**Exercise goal:** Determine how many lines in the data below contain "Curragh" and write only that number.

**Extracted material:**
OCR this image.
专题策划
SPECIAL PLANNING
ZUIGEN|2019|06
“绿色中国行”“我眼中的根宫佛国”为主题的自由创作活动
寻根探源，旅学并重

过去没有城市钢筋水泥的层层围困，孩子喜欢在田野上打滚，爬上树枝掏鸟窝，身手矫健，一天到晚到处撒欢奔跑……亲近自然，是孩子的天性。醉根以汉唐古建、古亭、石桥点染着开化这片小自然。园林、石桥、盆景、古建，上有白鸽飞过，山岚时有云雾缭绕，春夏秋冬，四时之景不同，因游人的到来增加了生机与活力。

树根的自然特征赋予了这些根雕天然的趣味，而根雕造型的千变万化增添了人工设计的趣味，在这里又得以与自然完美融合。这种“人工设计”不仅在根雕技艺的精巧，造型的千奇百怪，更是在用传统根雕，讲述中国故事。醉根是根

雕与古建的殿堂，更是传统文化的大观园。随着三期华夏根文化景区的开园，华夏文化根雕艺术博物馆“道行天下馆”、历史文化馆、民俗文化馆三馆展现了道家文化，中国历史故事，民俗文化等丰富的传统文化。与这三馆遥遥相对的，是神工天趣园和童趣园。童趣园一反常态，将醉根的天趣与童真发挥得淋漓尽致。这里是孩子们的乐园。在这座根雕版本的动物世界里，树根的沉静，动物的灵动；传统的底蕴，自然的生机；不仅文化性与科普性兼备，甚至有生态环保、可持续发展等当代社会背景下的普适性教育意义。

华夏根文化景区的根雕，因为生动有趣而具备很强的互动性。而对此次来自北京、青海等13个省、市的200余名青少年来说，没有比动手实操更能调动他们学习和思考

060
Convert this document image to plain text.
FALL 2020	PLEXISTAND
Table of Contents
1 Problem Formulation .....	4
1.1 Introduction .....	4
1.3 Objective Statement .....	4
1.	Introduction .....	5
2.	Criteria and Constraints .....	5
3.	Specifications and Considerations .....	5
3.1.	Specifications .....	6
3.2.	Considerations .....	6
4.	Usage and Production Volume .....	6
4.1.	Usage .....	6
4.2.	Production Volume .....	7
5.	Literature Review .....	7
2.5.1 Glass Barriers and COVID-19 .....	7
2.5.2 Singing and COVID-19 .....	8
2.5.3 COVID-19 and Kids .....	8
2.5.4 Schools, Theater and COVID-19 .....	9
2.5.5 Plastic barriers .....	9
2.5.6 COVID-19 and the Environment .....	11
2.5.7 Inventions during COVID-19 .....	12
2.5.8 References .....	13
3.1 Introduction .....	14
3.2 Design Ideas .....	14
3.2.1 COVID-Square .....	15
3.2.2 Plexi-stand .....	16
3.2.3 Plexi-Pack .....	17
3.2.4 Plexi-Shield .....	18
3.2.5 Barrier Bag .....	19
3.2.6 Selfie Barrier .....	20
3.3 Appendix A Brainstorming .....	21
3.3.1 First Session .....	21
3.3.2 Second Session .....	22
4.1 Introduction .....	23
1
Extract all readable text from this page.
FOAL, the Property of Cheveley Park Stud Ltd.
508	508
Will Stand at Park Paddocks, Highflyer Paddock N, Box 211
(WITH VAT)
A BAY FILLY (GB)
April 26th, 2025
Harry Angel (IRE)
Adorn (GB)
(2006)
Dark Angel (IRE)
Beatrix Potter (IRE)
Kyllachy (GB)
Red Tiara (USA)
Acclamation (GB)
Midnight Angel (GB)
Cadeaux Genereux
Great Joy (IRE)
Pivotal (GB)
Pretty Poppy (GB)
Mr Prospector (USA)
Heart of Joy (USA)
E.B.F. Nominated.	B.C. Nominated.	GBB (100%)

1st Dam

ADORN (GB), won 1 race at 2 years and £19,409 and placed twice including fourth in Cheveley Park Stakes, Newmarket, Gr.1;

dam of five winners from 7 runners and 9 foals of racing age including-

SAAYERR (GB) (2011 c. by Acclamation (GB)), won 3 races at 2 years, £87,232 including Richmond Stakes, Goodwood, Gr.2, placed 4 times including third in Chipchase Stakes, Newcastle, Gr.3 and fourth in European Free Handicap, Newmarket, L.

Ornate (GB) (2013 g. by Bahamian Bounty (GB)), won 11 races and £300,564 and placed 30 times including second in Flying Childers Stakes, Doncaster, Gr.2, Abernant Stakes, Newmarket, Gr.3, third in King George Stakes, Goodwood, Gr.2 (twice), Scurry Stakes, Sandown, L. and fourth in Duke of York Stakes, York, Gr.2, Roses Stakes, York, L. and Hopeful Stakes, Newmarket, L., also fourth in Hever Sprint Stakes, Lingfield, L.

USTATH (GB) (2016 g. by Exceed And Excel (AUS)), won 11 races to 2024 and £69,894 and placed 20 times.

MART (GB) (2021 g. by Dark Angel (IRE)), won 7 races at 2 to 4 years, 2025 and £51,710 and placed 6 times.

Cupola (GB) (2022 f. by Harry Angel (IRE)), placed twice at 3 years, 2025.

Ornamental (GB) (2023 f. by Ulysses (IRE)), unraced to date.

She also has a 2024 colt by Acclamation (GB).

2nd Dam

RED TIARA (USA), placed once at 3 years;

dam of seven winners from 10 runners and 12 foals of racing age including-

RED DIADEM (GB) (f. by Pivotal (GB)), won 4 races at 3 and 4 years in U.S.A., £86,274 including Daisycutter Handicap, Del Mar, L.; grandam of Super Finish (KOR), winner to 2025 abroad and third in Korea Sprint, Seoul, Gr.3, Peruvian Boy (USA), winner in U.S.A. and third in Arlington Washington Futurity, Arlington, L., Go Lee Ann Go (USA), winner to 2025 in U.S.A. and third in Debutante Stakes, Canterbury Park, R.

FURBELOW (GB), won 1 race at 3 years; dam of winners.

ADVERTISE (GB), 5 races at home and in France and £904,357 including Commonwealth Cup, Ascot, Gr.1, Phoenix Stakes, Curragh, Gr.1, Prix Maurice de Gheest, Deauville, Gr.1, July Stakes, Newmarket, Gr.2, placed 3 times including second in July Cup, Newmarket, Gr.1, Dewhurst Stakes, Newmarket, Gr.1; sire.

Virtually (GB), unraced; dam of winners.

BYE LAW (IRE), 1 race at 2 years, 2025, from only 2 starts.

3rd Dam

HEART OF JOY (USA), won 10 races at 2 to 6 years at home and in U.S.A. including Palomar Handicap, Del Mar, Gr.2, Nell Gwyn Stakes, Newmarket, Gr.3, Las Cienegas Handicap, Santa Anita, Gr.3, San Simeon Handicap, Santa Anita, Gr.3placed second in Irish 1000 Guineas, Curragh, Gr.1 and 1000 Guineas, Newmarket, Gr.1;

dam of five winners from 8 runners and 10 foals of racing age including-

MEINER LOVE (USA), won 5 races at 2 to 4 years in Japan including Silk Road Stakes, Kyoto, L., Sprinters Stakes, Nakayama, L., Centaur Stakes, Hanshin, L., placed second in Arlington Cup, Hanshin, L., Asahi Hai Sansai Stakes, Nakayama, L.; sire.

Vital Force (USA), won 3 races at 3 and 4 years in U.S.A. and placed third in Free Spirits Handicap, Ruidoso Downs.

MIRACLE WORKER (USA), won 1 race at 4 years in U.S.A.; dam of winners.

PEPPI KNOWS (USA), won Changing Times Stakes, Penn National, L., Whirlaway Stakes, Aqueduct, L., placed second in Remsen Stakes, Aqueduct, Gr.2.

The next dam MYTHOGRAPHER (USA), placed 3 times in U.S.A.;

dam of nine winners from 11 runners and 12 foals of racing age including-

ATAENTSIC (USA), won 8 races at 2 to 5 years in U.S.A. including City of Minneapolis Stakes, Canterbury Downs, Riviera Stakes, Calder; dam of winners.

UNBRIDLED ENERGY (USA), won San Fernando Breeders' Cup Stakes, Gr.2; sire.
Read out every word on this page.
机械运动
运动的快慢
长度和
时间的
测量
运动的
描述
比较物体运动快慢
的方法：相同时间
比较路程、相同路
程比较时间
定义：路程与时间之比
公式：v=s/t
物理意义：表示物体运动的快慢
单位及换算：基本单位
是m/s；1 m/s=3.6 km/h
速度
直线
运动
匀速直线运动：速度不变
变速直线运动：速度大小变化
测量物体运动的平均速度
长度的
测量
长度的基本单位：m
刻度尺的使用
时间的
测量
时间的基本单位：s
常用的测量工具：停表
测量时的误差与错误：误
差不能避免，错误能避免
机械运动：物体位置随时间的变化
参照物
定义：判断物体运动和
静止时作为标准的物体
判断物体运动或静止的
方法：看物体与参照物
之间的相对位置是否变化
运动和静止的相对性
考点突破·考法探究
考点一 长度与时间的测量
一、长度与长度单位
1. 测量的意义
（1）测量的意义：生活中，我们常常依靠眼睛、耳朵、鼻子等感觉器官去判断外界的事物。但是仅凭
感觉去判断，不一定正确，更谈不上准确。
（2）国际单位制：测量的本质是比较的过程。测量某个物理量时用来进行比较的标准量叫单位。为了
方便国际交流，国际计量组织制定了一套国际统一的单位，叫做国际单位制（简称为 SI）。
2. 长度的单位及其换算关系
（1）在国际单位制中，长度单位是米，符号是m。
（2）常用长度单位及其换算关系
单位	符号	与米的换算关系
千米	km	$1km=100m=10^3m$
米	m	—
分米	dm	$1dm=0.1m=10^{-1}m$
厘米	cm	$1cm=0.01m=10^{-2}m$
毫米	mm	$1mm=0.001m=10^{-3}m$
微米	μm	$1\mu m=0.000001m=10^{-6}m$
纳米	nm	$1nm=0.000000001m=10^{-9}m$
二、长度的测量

**Exercise response:** 2